> _EXERCISE DESCRIPTION_:
Output the entries exactly as they stand, from the start of the entries through the line containing "tab-files[interactable]: Files (482, 91, 520, 112)", both included.

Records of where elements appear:
◇ ◇ ◇ ◇ ◇

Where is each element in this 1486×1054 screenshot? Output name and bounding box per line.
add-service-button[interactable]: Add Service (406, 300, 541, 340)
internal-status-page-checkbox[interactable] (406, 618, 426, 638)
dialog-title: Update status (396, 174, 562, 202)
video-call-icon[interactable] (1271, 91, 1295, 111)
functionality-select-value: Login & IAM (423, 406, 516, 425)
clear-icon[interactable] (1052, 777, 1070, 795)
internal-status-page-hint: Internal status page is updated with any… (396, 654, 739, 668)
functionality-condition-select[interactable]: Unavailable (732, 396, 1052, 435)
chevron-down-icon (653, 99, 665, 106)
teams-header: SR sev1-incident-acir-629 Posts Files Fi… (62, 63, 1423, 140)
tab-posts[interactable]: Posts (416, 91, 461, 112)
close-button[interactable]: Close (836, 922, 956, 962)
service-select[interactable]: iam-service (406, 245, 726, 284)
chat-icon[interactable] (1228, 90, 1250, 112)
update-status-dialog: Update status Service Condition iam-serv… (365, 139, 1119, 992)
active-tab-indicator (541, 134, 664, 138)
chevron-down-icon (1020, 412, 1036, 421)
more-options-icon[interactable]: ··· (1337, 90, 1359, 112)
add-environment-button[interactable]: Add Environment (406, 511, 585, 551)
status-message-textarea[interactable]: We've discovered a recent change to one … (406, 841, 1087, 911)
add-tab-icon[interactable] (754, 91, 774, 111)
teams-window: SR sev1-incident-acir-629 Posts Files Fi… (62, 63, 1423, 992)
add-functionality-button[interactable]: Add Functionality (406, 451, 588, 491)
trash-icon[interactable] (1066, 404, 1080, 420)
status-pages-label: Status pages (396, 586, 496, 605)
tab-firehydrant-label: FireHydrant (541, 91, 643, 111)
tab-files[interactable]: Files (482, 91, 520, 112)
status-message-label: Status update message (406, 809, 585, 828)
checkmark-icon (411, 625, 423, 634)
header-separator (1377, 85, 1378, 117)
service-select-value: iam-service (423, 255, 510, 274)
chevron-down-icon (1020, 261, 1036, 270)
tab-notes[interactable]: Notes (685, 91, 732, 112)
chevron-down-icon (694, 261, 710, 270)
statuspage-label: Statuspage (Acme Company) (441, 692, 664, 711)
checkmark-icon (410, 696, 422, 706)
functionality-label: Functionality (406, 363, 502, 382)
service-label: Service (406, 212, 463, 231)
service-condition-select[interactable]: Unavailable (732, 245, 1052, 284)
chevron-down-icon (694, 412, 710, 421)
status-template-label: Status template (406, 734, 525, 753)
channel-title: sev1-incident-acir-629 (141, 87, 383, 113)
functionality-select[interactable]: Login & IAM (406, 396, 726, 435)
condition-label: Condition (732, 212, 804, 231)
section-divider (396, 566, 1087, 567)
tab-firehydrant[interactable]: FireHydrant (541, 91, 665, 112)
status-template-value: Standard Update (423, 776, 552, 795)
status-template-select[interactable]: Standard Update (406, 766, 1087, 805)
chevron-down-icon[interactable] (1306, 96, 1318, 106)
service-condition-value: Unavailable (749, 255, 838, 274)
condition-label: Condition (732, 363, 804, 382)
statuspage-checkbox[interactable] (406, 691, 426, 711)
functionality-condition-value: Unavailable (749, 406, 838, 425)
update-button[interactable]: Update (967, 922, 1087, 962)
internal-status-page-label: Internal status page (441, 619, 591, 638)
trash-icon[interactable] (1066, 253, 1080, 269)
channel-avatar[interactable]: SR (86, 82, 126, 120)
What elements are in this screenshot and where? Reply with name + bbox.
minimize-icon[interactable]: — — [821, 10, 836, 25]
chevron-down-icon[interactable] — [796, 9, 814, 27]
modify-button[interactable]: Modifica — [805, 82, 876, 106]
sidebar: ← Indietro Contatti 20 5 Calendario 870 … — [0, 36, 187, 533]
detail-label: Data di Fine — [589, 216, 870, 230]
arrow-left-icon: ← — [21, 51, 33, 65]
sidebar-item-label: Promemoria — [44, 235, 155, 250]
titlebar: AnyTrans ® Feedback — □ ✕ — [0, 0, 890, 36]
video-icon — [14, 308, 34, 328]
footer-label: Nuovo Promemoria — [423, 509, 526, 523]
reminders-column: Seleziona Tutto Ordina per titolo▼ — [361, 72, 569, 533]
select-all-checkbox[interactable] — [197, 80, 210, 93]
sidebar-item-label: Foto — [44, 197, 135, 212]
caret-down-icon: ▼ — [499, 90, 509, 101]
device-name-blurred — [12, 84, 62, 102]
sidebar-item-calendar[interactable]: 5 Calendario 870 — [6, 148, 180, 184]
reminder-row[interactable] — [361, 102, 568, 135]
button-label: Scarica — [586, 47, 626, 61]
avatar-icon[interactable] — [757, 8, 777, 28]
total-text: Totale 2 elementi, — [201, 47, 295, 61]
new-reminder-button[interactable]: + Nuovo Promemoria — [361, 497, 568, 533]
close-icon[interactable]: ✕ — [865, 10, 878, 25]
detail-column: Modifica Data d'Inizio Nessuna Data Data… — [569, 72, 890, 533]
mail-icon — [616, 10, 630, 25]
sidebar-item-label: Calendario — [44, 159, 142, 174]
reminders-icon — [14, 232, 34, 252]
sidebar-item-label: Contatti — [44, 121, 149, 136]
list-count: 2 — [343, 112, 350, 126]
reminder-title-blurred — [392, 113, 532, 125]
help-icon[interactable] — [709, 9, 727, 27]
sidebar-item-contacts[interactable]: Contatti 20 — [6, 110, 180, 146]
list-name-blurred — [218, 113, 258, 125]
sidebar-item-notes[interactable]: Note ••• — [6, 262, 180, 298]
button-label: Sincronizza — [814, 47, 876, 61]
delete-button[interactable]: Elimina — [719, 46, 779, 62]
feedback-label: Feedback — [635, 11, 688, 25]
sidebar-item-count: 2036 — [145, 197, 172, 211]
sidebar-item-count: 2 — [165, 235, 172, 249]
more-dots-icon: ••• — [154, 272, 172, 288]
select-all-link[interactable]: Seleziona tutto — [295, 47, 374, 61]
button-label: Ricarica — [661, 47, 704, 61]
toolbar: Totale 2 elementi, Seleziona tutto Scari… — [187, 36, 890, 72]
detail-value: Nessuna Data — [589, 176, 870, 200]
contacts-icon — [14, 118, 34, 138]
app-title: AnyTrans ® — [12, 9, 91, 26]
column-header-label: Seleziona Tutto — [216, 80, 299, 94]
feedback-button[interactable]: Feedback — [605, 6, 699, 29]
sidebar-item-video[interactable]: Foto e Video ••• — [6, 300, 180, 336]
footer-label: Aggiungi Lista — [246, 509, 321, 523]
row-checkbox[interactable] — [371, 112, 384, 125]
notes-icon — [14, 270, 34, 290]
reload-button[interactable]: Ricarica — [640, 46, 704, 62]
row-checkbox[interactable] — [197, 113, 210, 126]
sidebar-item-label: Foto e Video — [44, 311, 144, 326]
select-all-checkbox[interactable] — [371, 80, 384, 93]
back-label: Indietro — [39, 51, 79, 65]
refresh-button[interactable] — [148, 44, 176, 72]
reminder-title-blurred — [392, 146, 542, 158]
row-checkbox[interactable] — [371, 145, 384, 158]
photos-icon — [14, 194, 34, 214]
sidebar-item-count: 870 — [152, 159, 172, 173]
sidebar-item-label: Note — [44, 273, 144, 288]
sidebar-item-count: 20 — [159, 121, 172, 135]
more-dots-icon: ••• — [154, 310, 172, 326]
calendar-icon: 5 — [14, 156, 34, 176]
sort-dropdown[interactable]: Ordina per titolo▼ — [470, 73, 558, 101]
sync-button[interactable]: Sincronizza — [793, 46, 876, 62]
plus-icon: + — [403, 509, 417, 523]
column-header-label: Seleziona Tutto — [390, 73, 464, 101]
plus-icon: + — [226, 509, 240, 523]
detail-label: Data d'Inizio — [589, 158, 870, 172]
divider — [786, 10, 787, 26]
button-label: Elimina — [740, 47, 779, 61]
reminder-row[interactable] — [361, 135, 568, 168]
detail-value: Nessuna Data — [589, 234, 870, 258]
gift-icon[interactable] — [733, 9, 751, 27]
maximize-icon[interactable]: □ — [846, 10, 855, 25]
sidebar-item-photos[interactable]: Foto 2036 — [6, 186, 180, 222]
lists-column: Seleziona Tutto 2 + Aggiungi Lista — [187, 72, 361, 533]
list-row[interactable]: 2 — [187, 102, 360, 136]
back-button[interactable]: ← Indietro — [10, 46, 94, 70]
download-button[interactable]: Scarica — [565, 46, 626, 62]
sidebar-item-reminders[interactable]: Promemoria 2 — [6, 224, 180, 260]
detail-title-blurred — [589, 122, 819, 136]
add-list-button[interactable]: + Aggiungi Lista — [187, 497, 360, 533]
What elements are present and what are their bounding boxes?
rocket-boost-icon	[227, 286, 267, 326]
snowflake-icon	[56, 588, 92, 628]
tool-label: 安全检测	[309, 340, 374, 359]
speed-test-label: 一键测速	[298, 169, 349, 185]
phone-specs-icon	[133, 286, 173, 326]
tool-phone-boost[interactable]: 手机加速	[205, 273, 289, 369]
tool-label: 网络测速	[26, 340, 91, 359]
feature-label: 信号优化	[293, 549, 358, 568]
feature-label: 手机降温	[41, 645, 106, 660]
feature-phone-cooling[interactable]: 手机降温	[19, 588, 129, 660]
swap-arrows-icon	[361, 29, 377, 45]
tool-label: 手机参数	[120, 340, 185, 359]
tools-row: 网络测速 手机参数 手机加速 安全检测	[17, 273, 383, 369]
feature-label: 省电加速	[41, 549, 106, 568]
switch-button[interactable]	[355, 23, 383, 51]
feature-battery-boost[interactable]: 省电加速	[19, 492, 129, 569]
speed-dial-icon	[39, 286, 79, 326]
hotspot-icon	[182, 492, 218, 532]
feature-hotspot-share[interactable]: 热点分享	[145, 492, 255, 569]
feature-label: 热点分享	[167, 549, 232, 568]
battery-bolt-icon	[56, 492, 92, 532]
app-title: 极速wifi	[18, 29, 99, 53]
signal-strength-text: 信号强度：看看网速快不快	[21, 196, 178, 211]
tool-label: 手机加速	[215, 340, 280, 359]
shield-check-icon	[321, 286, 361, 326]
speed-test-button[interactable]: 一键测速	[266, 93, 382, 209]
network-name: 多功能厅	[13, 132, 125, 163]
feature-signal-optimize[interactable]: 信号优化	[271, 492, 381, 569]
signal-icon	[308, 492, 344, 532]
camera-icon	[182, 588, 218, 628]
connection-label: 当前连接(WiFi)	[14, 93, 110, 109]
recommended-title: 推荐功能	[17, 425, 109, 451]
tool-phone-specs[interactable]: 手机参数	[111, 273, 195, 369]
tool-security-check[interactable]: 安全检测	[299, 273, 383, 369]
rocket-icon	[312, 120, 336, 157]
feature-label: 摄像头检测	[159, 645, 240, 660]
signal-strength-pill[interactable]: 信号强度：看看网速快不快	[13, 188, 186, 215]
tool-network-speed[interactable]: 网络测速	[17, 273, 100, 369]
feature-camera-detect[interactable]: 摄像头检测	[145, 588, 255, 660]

◇ ◇ ◇ ◇ ◇

> _RESULT OF THIS EXERCISE_:
Where is each element in this 1486×1054 screenshot? Output name and bounding box per line.
add-service-button[interactable]: Add Service (406, 300, 541, 340)
internal-status-page-checkbox[interactable] (406, 618, 426, 638)
dialog-title: Update status (396, 174, 562, 202)
video-call-icon[interactable] (1271, 91, 1295, 111)
functionality-select-value: Login & IAM (423, 406, 516, 425)
clear-icon[interactable] (1052, 777, 1070, 795)
internal-status-page-hint: Internal status page is updated with any… (396, 654, 739, 668)
functionality-condition-select[interactable]: Unavailable (732, 396, 1052, 435)
chevron-down-icon (653, 99, 665, 106)
teams-header: SR sev1-incident-acir-629 Posts Files Fi… (62, 63, 1423, 140)
tab-posts[interactable]: Posts (416, 91, 461, 112)
close-button[interactable]: Close (836, 922, 956, 962)
service-select[interactable]: iam-service (406, 245, 726, 284)
chat-icon[interactable] (1228, 90, 1250, 112)
update-status-dialog: Update status Service Condition iam-serv… (365, 139, 1119, 992)
active-tab-indicator (541, 134, 664, 138)
chevron-down-icon (1020, 412, 1036, 421)
more-options-icon[interactable]: ··· (1337, 90, 1359, 112)
add-environment-button[interactable]: Add Environment (406, 511, 585, 551)
status-message-textarea[interactable]: We've discovered a recent change to one … (406, 841, 1087, 911)
add-tab-icon[interactable] (754, 91, 774, 111)
teams-window: SR sev1-incident-acir-629 Posts Files Fi… (62, 63, 1423, 992)
add-functionality-button[interactable]: Add Functionality (406, 451, 588, 491)
trash-icon[interactable] (1066, 404, 1080, 420)
status-pages-label: Status pages (396, 586, 496, 605)
tab-firehydrant-label: FireHydrant (541, 91, 643, 111)
tab-files[interactable]: Files (482, 91, 520, 112)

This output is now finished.